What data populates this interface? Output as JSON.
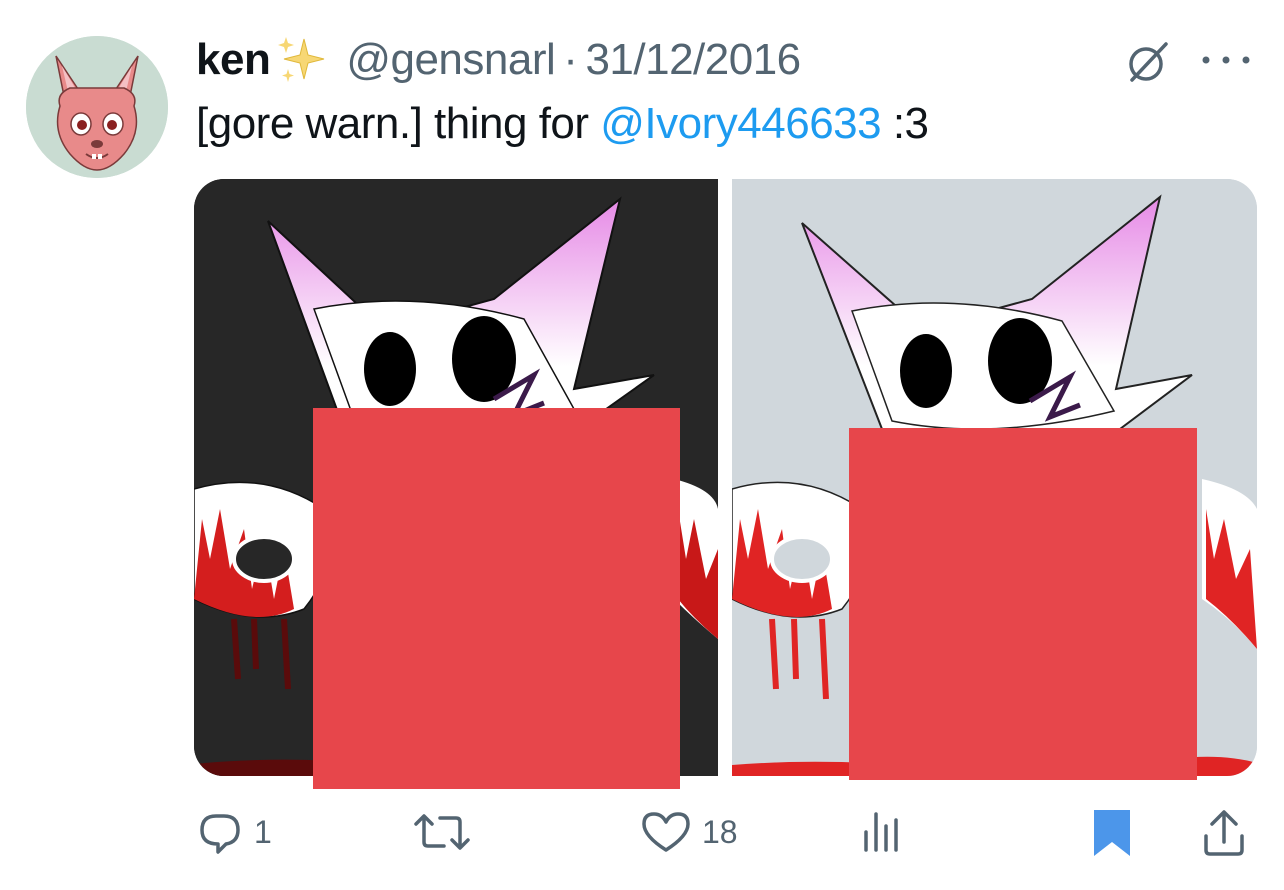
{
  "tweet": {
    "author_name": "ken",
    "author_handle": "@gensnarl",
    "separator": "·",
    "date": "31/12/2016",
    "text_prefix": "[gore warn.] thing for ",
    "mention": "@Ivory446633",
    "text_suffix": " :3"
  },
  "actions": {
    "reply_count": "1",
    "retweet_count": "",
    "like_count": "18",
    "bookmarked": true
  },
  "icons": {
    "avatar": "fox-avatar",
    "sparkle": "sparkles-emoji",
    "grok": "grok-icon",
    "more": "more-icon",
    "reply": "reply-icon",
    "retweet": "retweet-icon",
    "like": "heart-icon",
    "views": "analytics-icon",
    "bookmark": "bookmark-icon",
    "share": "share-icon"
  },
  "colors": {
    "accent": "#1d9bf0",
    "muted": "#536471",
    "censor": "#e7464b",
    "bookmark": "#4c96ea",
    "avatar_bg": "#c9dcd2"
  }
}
__________________________________________________
WORK REQUIRED ▸ Skip the pictures and print each record exactly as it stands.

EXERCISE ANSWER ▸
What data populates this interface? Output as JSON.
{
  "tweet": {
    "author_name": "ken",
    "author_handle": "@gensnarl",
    "separator": "·",
    "date": "31/12/2016",
    "text_prefix": "[gore warn.] thing for ",
    "mention": "@Ivory446633",
    "text_suffix": " :3"
  },
  "actions": {
    "reply_count": "1",
    "retweet_count": "",
    "like_count": "18",
    "bookmarked": true
  },
  "icons": {
    "avatar": "fox-avatar",
    "sparkle": "sparkles-emoji",
    "grok": "grok-icon",
    "more": "more-icon",
    "reply": "reply-icon",
    "retweet": "retweet-icon",
    "like": "heart-icon",
    "views": "analytics-icon",
    "bookmark": "bookmark-icon",
    "share": "share-icon"
  },
  "colors": {
    "accent": "#1d9bf0",
    "muted": "#536471",
    "censor": "#e7464b",
    "bookmark": "#4c96ea",
    "avatar_bg": "#c9dcd2"
  }
}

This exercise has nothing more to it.